**Given information**
•••••
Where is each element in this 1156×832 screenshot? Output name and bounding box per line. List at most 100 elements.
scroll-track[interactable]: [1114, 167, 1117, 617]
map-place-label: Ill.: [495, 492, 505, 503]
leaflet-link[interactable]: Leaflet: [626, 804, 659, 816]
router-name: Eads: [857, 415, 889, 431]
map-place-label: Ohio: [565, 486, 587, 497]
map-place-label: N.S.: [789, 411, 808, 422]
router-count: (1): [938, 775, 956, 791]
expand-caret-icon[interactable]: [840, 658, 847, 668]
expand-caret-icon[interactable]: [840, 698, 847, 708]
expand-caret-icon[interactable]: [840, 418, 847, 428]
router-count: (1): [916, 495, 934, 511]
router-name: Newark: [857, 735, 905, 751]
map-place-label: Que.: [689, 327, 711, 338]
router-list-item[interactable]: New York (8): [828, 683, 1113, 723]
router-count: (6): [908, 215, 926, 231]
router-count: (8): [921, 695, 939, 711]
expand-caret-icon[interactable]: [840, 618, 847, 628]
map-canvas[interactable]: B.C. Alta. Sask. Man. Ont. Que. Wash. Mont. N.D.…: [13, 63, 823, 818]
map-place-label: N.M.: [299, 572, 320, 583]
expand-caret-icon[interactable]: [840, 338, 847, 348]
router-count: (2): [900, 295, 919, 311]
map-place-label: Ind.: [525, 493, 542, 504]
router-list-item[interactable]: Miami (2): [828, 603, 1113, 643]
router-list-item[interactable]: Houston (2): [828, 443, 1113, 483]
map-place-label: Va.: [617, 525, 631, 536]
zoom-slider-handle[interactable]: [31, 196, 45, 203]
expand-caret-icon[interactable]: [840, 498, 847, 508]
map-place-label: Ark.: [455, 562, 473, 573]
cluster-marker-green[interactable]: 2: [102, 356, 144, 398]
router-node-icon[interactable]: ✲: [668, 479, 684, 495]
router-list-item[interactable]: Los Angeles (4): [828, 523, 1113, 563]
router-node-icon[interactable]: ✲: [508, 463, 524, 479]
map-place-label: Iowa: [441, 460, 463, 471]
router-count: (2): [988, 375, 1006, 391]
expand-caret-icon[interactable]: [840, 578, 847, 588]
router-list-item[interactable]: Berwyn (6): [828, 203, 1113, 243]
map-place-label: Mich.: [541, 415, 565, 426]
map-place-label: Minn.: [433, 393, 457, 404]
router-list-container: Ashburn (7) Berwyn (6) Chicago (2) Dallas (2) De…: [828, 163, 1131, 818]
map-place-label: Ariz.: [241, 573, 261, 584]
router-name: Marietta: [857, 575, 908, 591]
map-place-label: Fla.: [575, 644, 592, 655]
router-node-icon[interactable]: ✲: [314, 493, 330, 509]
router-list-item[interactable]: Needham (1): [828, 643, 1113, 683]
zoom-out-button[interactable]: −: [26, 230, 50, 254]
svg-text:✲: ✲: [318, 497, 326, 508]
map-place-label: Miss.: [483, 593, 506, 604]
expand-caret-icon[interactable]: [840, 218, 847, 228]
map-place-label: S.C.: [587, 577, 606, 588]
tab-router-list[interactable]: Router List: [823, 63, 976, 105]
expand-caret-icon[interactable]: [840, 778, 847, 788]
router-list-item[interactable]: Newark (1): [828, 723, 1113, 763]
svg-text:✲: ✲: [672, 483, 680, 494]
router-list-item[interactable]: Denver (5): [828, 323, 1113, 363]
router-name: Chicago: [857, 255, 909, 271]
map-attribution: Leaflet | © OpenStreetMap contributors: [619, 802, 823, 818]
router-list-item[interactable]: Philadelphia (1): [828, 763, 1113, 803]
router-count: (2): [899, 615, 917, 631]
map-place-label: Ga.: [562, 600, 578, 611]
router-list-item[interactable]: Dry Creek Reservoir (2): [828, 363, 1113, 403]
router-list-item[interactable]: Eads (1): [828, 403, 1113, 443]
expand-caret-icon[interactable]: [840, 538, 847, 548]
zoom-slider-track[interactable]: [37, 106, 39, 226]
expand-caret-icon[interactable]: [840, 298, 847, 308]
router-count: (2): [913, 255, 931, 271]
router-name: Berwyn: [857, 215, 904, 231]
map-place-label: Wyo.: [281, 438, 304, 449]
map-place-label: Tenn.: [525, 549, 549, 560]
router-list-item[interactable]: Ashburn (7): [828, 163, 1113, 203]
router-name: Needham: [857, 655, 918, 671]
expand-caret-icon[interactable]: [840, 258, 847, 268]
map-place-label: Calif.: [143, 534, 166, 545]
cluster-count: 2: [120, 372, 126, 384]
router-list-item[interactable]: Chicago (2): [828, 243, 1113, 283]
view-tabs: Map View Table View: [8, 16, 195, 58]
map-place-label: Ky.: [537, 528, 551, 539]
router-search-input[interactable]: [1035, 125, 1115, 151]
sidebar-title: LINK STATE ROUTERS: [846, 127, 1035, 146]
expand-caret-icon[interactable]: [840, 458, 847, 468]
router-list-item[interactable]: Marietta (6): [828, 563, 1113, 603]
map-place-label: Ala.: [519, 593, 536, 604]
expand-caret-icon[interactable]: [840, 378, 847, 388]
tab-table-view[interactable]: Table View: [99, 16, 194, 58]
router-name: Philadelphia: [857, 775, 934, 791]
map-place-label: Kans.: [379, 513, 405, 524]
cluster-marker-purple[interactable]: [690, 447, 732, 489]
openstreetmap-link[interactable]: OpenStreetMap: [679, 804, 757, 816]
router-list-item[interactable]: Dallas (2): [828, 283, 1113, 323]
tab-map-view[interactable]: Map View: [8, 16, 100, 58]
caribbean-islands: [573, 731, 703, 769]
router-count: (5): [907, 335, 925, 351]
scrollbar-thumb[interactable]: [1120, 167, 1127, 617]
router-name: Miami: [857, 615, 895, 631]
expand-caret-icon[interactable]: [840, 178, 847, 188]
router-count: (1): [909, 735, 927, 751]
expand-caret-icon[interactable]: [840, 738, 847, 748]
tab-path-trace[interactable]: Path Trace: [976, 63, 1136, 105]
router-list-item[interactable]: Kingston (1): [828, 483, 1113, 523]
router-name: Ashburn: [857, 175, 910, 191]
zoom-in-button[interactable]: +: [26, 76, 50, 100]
•••••
**Exercise description**
Copy every line of the records above without changing anything.

**Written reply**
Where is each element in this 1156×832 screenshot? Output name and bounding box per line. List at most 100 elements.
scroll-track[interactable]: [1114, 167, 1117, 617]
map-place-label: Ill.: [495, 492, 505, 503]
leaflet-link[interactable]: Leaflet: [626, 804, 659, 816]
router-name: Eads: [857, 415, 889, 431]
map-place-label: Ohio: [565, 486, 587, 497]
map-place-label: N.S.: [789, 411, 808, 422]
router-count: (1): [938, 775, 956, 791]
expand-caret-icon[interactable]: [840, 658, 847, 668]
expand-caret-icon[interactable]: [840, 698, 847, 708]
expand-caret-icon[interactable]: [840, 418, 847, 428]
router-count: (1): [916, 495, 934, 511]
router-name: Newark: [857, 735, 905, 751]
map-place-label: Que.: [689, 327, 711, 338]
router-list-item[interactable]: New York (8): [828, 683, 1113, 723]
router-count: (6): [908, 215, 926, 231]
router-count: (8): [921, 695, 939, 711]
expand-caret-icon[interactable]: [840, 618, 847, 628]
map-canvas[interactable]: B.C. Alta. Sask. Man. Ont. Que. Wash. Mont. N.D.…: [13, 63, 823, 818]
map-place-label: N.M.: [299, 572, 320, 583]
expand-caret-icon[interactable]: [840, 338, 847, 348]
router-count: (2): [900, 295, 919, 311]
map-place-label: Ind.: [525, 493, 542, 504]
router-list-item[interactable]: Miami (2): [828, 603, 1113, 643]
router-list-item[interactable]: Houston (2): [828, 443, 1113, 483]
map-place-label: Va.: [617, 525, 631, 536]
zoom-slider-handle[interactable]: [31, 196, 45, 203]
expand-caret-icon[interactable]: [840, 498, 847, 508]
map-place-label: Ark.: [455, 562, 473, 573]
cluster-marker-green[interactable]: 2: [102, 356, 144, 398]
router-node-icon[interactable]: ✲: [668, 479, 684, 495]
router-list-item[interactable]: Los Angeles (4): [828, 523, 1113, 563]
router-node-icon[interactable]: ✲: [508, 463, 524, 479]
map-place-label: Iowa: [441, 460, 463, 471]
router-count: (2): [988, 375, 1006, 391]
expand-caret-icon[interactable]: [840, 578, 847, 588]
router-list-item[interactable]: Berwyn (6): [828, 203, 1113, 243]
map-place-label: Mich.: [541, 415, 565, 426]
map-place-label: Minn.: [433, 393, 457, 404]
router-list-container: Ashburn (7) Berwyn (6) Chicago (2) Dallas (2) De…: [828, 163, 1131, 818]
map-place-label: Ariz.: [241, 573, 261, 584]
router-name: Marietta: [857, 575, 908, 591]
map-place-label: Fla.: [575, 644, 592, 655]
router-node-icon[interactable]: ✲: [314, 493, 330, 509]
router-list-item[interactable]: Needham (1): [828, 643, 1113, 683]
zoom-out-button[interactable]: −: [26, 230, 50, 254]
svg-text:✲: ✲: [318, 497, 326, 508]
map-place-label: Miss.: [483, 593, 506, 604]
expand-caret-icon[interactable]: [840, 218, 847, 228]
map-place-label: S.C.: [587, 577, 606, 588]
tab-router-list[interactable]: Router List: [823, 63, 976, 105]
expand-caret-icon[interactable]: [840, 778, 847, 788]
router-list-item[interactable]: Newark (1): [828, 723, 1113, 763]
svg-text:✲: ✲: [672, 483, 680, 494]
router-list-item[interactable]: Denver (5): [828, 323, 1113, 363]
router-name: Chicago: [857, 255, 909, 271]
map-attribution: Leaflet | © OpenStreetMap contributors: [619, 802, 823, 818]
router-list-item[interactable]: Philadelphia (1): [828, 763, 1113, 803]
router-count: (2): [899, 615, 917, 631]
map-place-label: Ga.: [562, 600, 578, 611]
router-list-item[interactable]: Dry Creek Reservoir (2): [828, 363, 1113, 403]
router-list-item[interactable]: Eads (1): [828, 403, 1113, 443]
expand-caret-icon[interactable]: [840, 538, 847, 548]
zoom-slider-track[interactable]: [37, 106, 39, 226]
expand-caret-icon[interactable]: [840, 298, 847, 308]
router-count: (2): [913, 255, 931, 271]
router-name: Berwyn: [857, 215, 904, 231]
map-place-label: Wyo.: [281, 438, 304, 449]
map-place-label: Tenn.: [525, 549, 549, 560]
router-list-item[interactable]: Ashburn (7): [828, 163, 1113, 203]
router-name: Needham: [857, 655, 918, 671]
expand-caret-icon[interactable]: [840, 258, 847, 268]
map-place-label: Calif.: [143, 534, 166, 545]
cluster-count: 2: [120, 372, 126, 384]
router-list-item[interactable]: Chicago (2): [828, 243, 1113, 283]
view-tabs: Map View Table View: [8, 16, 195, 58]
map-place-label: Ky.: [537, 528, 551, 539]
router-search-input[interactable]: [1035, 125, 1115, 151]
sidebar-title: LINK STATE ROUTERS: [846, 127, 1035, 146]
expand-caret-icon[interactable]: [840, 458, 847, 468]
router-list-item[interactable]: Marietta (6): [828, 563, 1113, 603]
map-place-label: Ala.: [519, 593, 536, 604]
expand-caret-icon[interactable]: [840, 378, 847, 388]
tab-table-view[interactable]: Table View: [99, 16, 194, 58]
router-name: Philadelphia: [857, 775, 934, 791]
map-place-label: Kans.: [379, 513, 405, 524]
cluster-marker-purple[interactable]: [690, 447, 732, 489]
openstreetmap-link[interactable]: OpenStreetMap: [679, 804, 757, 816]
router-list-item[interactable]: Dallas (2): [828, 283, 1113, 323]
tab-map-view[interactable]: Map View: [8, 16, 100, 58]
caribbean-islands: [573, 731, 703, 769]
router-count: (5): [907, 335, 925, 351]
scrollbar-thumb[interactable]: [1120, 167, 1127, 617]
router-name: Miami: [857, 615, 895, 631]
expand-caret-icon[interactable]: [840, 178, 847, 188]
router-count: (1): [909, 735, 927, 751]
expand-caret-icon[interactable]: [840, 738, 847, 748]
tab-path-trace[interactable]: Path Trace: [976, 63, 1136, 105]
router-list-item[interactable]: Kingston (1): [828, 483, 1113, 523]
router-name: Ashburn: [857, 175, 910, 191]
zoom-in-button[interactable]: +: [26, 76, 50, 100]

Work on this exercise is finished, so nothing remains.